§ Set task: Search the records that follow and extract every line containing the string "Payers".

§ Record excerpts:
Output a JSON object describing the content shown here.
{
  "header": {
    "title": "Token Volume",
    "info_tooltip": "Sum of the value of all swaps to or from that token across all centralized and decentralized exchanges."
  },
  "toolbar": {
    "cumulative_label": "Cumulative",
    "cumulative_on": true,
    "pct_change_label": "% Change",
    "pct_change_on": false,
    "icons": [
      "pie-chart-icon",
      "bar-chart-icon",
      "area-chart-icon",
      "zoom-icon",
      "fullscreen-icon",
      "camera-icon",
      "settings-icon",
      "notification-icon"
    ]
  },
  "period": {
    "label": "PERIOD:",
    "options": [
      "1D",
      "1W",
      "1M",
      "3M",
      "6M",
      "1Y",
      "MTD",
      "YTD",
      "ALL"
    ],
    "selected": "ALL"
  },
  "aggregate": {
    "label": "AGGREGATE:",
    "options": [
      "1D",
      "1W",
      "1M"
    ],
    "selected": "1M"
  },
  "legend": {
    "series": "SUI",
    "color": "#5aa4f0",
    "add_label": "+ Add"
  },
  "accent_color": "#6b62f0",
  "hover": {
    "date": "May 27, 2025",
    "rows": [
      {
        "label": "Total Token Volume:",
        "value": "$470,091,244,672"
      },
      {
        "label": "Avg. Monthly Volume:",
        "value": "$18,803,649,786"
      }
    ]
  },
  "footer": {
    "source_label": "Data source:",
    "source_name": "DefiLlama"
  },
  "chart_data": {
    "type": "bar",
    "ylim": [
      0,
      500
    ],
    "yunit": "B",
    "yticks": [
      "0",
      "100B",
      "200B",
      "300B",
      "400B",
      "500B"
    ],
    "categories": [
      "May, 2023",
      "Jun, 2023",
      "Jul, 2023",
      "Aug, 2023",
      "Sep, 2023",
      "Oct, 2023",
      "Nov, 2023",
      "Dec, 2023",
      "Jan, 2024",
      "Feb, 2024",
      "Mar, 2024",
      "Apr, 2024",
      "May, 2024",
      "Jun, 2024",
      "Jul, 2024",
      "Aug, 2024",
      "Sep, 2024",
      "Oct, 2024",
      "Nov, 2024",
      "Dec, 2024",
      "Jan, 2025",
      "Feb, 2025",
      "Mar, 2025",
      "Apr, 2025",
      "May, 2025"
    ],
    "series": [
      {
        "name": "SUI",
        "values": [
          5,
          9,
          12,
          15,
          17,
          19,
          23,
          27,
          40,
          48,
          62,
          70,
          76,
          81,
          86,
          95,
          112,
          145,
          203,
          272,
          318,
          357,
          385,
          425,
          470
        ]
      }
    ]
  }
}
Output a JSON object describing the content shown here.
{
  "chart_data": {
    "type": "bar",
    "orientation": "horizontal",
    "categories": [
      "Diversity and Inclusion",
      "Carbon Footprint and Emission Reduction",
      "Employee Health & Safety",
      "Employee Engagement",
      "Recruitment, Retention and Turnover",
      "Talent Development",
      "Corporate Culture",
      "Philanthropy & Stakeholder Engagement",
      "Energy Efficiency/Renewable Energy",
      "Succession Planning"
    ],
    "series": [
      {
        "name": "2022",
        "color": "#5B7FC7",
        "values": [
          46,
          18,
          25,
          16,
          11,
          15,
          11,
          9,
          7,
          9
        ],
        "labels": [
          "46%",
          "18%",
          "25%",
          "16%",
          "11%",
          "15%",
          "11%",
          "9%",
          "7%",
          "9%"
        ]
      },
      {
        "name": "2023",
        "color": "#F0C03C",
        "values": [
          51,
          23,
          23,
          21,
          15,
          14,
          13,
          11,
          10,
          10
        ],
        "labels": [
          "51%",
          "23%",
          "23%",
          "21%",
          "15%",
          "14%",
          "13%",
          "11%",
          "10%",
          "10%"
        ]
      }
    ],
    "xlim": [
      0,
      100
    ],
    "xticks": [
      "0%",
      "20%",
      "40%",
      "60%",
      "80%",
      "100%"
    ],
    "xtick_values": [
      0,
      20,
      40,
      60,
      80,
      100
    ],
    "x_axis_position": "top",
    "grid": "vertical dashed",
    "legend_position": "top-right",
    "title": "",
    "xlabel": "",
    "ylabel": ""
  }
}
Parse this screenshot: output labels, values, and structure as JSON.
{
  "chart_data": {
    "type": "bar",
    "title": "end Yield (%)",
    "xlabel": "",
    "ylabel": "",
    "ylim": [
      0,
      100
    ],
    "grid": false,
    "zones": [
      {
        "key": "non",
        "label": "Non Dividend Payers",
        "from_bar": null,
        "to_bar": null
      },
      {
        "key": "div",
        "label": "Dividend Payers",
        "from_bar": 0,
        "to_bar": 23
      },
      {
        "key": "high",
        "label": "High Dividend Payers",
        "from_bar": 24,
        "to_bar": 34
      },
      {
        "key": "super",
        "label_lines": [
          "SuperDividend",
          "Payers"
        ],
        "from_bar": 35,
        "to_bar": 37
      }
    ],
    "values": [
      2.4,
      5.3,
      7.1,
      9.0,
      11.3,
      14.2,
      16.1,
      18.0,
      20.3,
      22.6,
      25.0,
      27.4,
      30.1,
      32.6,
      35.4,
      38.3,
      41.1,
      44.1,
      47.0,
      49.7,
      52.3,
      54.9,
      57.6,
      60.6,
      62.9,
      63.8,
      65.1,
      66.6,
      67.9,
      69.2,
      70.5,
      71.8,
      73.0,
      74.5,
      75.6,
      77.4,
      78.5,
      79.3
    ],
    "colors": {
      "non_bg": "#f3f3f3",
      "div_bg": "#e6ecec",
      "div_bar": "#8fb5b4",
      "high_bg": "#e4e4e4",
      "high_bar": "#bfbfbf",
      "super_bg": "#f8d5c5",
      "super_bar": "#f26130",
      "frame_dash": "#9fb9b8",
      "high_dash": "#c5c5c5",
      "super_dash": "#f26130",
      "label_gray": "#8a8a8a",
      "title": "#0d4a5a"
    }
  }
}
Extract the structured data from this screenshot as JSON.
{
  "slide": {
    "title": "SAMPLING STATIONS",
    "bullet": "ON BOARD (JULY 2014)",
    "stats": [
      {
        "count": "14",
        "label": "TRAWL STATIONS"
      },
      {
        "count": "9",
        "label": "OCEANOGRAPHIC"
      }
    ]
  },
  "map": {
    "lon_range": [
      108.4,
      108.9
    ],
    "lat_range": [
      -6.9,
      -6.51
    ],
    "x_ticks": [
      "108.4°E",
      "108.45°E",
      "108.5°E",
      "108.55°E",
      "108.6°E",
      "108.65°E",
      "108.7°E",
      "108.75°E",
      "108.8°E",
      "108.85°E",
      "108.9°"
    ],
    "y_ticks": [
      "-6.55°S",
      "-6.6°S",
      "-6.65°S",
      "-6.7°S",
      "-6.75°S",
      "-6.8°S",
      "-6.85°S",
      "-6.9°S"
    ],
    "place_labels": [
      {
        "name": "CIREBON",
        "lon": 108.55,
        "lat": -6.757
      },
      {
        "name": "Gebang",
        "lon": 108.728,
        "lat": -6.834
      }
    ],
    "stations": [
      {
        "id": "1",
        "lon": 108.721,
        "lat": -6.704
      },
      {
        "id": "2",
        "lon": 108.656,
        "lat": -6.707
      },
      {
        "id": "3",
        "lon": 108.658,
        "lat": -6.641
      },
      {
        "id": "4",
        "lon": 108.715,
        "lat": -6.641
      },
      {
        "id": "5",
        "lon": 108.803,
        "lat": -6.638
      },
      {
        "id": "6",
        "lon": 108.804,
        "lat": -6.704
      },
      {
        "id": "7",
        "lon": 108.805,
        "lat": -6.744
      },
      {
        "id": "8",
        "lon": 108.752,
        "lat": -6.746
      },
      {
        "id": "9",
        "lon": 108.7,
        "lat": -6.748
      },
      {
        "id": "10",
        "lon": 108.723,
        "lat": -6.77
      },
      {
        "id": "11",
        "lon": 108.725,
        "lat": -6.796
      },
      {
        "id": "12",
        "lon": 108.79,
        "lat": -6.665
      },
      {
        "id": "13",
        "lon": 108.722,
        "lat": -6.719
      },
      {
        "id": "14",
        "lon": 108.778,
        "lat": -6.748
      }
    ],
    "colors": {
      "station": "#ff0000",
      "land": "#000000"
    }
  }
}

§ Answer to the exercise:
        "label": "Non Dividend Payers",
        "label": "Dividend Payers",
        "label": "High Dividend Payers",
          "Payers"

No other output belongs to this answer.